** Source text **
####

Irish Internees in Darlinghurst Gaol, 1918 [McGing is far right, back row]

Irish Internees in Darlinghurst Gaol, 1918 [McGing is far right, back row]

Michael McGing, Irish dancing exponent, was born in Glenmask, Ballinrobe, County Mayo, Ireland on 6 November 1880, the son of Anthony McGing, farmer, and his wife Mary (née Collins). He grew up bilingual in Irish and English, and like his parents did not learn to read and write. He also learnt Irish dancing in the traditional venue of the crossroads dance. On the long summer evenings in Ireland, where the sun sets at 10 pm, community dance sessions were held at crossroads. All the young people of the district attended and took turns to dance solos and group sets.[1]

Following the death of his father in early 1912, 32-year-old Michael emigrated to Sydney on the Wilcannia, arriving in November 1912.[2] He soon found employment as a labourer with the Tramway Department of the NSW Railways, where he commenced in April 1913.[3] In September 1913 he advertised dancing lessons in the Lynwood Hall in Abercrombie St, Golden Grove. The dances listed in the advertisement show the range of steps which he had learned in his early years: Rince Fada (Long Dance), 6-hand reel, 4-hand Kerry reel, Humours of Bandon jig, 8-hand Kerry reel, 4-hand square reel, Larry O’Gaff’s jig, 6-hand Fairy reel, Bridge of Athlone (jig) and Rocky Roads of Dublin (treble jig).[4]

Michael soon became active in Irish organisations which could sponsor his dancing activities and provide both pupils and audiences. He featured as a judge of step-dancing at the 1913 Boxing Day annual outing organised by the Hibernian Australasian Catholic Benefit Society.[5] He also joined the Irish National Association at its foundation in 1915 and soon became their dancing class teacher.[6]

McGing continued working for the NSW Railways until the great strike of 1917, when all workers were dismissed. The strike, involving around 100,000 workers, began in NSW and spread to other states over six weeks from 2 August to 8 September 1917. He then found employment as a gardener at Lewisham Hospital, where he was to remain for the rest of his life.[7] The hospital, in Sydney’s inner west, was founded in 1889 by the Little Company of Mary sisters.

####

Stored data entries:
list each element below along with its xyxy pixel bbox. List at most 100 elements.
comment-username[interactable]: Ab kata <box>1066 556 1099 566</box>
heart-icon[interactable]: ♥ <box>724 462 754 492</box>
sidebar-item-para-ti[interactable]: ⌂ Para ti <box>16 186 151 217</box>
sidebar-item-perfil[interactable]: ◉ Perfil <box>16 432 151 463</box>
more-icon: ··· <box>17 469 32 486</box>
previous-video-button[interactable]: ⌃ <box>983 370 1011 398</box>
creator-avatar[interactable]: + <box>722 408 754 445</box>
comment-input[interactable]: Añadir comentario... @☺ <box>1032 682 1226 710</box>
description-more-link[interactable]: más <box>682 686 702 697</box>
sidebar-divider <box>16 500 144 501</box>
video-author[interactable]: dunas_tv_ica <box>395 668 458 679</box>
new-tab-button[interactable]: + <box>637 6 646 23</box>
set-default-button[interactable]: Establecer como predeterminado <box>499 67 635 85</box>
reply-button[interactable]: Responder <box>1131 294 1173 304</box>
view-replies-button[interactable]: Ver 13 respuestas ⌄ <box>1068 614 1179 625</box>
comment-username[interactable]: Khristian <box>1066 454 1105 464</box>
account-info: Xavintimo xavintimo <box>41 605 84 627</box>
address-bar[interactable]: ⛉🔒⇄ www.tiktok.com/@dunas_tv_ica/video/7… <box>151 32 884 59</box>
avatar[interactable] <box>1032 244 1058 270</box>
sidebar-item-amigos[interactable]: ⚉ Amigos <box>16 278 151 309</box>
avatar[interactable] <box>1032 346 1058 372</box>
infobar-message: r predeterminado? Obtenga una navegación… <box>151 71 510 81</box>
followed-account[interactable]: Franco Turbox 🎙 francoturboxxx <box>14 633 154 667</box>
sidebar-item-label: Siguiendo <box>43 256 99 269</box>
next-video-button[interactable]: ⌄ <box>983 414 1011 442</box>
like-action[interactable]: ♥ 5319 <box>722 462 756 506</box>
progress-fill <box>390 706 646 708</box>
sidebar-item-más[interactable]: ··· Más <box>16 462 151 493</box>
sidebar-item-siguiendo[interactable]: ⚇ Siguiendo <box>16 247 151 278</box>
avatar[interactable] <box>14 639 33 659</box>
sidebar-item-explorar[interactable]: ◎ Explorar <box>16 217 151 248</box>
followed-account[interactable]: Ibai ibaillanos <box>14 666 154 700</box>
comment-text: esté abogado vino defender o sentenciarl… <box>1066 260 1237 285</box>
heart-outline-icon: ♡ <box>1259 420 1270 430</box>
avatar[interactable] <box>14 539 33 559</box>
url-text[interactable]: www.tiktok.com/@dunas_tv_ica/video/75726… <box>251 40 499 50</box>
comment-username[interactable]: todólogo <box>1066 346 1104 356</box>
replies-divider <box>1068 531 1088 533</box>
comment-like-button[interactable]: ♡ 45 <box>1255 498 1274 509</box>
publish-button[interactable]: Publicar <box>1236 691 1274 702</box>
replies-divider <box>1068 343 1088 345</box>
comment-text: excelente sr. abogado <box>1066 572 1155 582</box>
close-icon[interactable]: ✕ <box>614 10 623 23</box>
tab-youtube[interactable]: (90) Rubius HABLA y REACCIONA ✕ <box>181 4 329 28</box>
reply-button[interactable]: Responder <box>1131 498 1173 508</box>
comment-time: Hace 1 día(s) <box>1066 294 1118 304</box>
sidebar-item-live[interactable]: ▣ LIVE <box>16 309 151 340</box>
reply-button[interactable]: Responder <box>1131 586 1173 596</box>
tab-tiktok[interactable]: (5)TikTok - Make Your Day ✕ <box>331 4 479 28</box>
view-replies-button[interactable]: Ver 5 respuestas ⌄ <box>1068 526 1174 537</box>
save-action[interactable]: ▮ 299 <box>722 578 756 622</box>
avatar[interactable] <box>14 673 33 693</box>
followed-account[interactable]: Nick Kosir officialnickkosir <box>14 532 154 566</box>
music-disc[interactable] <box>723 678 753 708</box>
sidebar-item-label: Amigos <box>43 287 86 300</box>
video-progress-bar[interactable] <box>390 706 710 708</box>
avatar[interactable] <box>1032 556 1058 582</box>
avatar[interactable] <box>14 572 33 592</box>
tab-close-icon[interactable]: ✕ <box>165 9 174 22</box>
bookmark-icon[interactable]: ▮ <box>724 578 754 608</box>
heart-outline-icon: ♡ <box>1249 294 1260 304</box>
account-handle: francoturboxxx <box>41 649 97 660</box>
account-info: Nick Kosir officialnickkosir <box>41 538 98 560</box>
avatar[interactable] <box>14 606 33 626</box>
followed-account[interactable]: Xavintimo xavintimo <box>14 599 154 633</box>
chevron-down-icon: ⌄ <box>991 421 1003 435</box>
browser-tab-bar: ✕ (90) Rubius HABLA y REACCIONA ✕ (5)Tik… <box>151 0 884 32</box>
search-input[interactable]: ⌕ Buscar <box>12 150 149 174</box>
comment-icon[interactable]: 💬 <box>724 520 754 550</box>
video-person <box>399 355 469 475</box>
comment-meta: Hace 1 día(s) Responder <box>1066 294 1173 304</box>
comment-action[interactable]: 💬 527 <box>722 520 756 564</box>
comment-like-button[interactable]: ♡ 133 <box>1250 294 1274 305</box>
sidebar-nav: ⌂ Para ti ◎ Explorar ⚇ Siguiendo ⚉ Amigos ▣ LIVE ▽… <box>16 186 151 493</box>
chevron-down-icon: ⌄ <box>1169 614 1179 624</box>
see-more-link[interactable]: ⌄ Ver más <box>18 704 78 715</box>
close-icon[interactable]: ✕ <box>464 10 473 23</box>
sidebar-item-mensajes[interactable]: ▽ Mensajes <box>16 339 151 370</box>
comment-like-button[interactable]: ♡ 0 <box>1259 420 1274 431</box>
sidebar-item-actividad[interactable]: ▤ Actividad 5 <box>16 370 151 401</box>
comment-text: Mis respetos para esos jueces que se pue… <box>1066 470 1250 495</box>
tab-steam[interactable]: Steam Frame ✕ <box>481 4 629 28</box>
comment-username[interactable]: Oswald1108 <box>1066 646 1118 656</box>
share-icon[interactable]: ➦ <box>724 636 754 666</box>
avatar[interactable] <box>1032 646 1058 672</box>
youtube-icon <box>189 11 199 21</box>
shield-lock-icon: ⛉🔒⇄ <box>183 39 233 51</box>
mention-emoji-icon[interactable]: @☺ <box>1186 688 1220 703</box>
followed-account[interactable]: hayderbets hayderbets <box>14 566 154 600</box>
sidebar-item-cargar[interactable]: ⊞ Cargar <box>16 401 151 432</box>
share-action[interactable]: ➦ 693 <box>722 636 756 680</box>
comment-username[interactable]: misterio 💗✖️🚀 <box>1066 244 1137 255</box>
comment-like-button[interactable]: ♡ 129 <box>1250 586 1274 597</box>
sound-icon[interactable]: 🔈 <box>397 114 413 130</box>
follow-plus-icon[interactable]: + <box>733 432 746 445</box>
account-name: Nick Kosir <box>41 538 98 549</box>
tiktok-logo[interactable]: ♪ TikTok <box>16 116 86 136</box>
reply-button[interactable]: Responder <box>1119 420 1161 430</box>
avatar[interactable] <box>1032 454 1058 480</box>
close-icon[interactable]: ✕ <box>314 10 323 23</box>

####

** Work request **
Resume the account of Michael McGing's life, picking up right after its last sentence.

** Answer to this task **
The Irish National Association came under surveillance by Australian security authorities in 1918, and on 17 June seven of its officebearers were arrested. They included McGing and his fellow INA warden William McGuinness, the secretary Albert Dryer and vice-president Edmund McSweeny. The group was accused of forming branches (or circles) of the revolutionary Irish Republican Brotherhood; one circle was headed by Dryer and McSweeny while the other was led by McGuinness and McGing.[8]

It was noted by the arresting officers what McGing had no books or documents in his room at the hospital, other than some race cards.[9] Although McGing’s only real connection was his post as INA warden, the use of the coded description of the circles as ‘dancing classes’ may have weighed against him. Following a public enquiry most of the internees were detained until December 1918, after the conclusion of World War 1, while Dryer remained in custody until February 1919.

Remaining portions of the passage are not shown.